● AIM 1: In the MaxCompute destination table steps, what two values can the Table creation method parameter take?
● AIM 2: Pick up the MaxCompute destination table steps right after their final sentence and continue them.

Step 4: Configure a destination table

Configure the Write Mode parameter.
After full data is written to MaxCompute base tables at a time, incremental data is written to a MaxCompute log table in real time. The system runs the merge node generated by the solution to merge the synchronized full data and incremental data on a regular basis. Then, the system writes the merged data to the MaxCompute base tables.
Configure the Automatic Partitioning by Time parameter.
You can write data to a partitioned table or a non-partitioned table by configuring the Automatic Partitioning by Time parameter.
Note
If you set the Automatic Partitioning by Time parameter to Partitioned Table, you can click the icon to modify the partition settings for the destination table.

Configure mappings between the source table and the destination MaxCompute table.

Click Refresh source table and MaxCompute Table mapping to create a destination table based on the rules you configured in the Mapping Rules for Table Names section in Step 3. If no mapping rule is configured in Step 3, data in the source table is written to the destination table that has the same name as the source table. If no destination table that has the same name as the source table exists, the system automatically creates such a destination table. You can also change the method of creating a destination table and add additional fields to the destination table.

Note

The name of the destination table is generated based on the mapping rules that you configured in the Mapping Rules for Table Names section.

Operation	Description
Select a primary key for a source table	Source tables that do not have primary keys cannot be synchronized. If a source table does not have a primary key, you can click the icon in the Synchronized Primary Key column to specify one or more fields in the table as the primary key of the table.
Select the method of creating a destination table	You can set the Table creation method parameter to Create Table or Use Existing Table. Use Existing Table: If you select this method, you must select the desired destination table from the drop-down list in the MaxComputeBase Table name column. Create Table: If you select this method, the name of the destination table that is automatically created appears in the MaxComputeBase Table name column. You can click the table name to view and modify the table creation statement.
Configure the Full Synchronization parameter	You can specify whether to turn on the switch in the Full Synchronization column to synchronize full data of the source tables to the destination. If you disable full data synchronization for specific tables, you cannot perform full batch synchronization for data in the tables. You can disable full data synchronization for tables whose data is synchronized by using other batch synchronization methods.

● MATERIAL SHOWN:
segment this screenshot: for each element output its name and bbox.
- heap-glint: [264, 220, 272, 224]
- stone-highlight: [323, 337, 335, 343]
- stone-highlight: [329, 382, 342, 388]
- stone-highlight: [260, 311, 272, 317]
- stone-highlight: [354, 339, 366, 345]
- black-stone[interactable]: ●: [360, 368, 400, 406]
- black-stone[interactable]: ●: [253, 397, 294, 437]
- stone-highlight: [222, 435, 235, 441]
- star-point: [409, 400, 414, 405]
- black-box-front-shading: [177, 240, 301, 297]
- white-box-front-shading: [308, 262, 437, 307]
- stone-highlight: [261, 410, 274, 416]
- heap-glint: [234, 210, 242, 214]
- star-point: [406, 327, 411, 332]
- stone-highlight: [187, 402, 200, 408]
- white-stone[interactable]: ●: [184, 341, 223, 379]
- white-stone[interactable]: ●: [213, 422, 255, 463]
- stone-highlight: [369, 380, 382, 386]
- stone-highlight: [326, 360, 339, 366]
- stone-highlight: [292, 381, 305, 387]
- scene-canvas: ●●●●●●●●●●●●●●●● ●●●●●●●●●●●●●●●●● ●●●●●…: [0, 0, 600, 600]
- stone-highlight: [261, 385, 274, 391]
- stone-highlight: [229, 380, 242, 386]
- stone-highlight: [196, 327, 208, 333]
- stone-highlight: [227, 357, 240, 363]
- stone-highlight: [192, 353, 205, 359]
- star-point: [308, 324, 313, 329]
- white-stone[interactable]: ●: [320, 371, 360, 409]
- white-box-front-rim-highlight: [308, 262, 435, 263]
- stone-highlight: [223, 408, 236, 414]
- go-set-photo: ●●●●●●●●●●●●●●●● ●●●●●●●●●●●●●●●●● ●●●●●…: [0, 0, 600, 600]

● WRITTEN ANSWER 1: Create Table or Use Existing Table.

● WRITTEN ANSWER 2:
Edit additional fields	You can click Edit additional fields in the Actions column to add additional fields to a destination table and assign values to the fields. The values can be constants or variables. Note You can add additional fields only if you select Create Table from the drop-down list in the Table creation method column. The following additional variable fields are supported by Data Integration: `EXECUTE_TIME: the execution time UPDATE_TIME: the update time DB_NAME_SRC: the name of the original database DB_NAME_SRC_TRANSED: the converted name of the database DATASOURCE_NAME_SRC: the name of the source database DATASOURCE_NAME_DEST: the name of the destination data source DB_NAME_DEST: the name of the destination database TABLE_NAME_DEST: the name of the destination table TABLE_NAME_SRC: the name of the source table`
Edit destination tables	By default, the lifecycle of MaxCompute tables that are created by using the Create Table method is 30 days, and field type conversion may occur. For example, if the data types of the fields in a destination table are different from the data types of the fields in a source table, the synchronization solution converts the fields in the source table to the data types that can be written to the destination table. You can click the name of a destination table in the MaxComputeBaseTable name column to modify the lifecycle or field type of the table. Note You can add additional fields only if you select Create Table from the drop-down list in the Table creation method column.

After you complete and confirm the configurations in the Set Destination Table step, click Next.

Step 5: Configure rules to process DDL messages

DDL operations are performed on a source. Data Integration provides default rules to process DDL messages. You can also configure processing rules for different DDL messages based on your business requirements. For more information, see Rules for processing DDL messages.

Step 6: Configure the resources required by the synchronization solution

After you create a synchronization solution, the synchronization solution generates batch synchronization nodes for full data synchronization and real-time synchronization nodes for incremental data synchronization. You must configure the parameters in the Configure Resources step.

You can configure the exclusive resource groups for Data Integration that you want to use to run real-time synchronization nodes and batch synchronization nodes, and the resource groups for scheduling that you want to use to run batch synchronization nodes. You can also click Advanced Configuration to configure the Number of concurrent writes on the target side and Allow Dirty Data Records parameters.

Note

DataWorks uses resource groups for scheduling to issue batch synchronization nodes to resource groups for Data Integration and runs the nodes on the resource groups for Data Integration. Therefore, a batch synchronization node also occupies the resources of a resource group for scheduling. You are charged fees for using the resource group for scheduling to schedule the batch synchronization nodes. For information about the node issuing mechanism, see Overview.
We recommend that you use different resource groups to run batch and real-time synchronization nodes. If you use the same resource group to run batch and real-time synchronization nodes, the nodes compete for resources and affect each other. For example, CPU resources, memory resources, and networks used by the two types of nodes may affect each other. In this case, the batch synchronization nodes may slow down, or the real-time synchronization node may be delayed. Out of memory (OOM) errors may also occur due to insufficient resources.

Step 7: Run the synchronization solution

Go to the Tasks page in Data Integration and find the created data synchronization solution.
Click Submit and Run in the Actions column to run the data synchronization solution.
Click Execution details in the Actions column to view the execution details of the data synchronization solution.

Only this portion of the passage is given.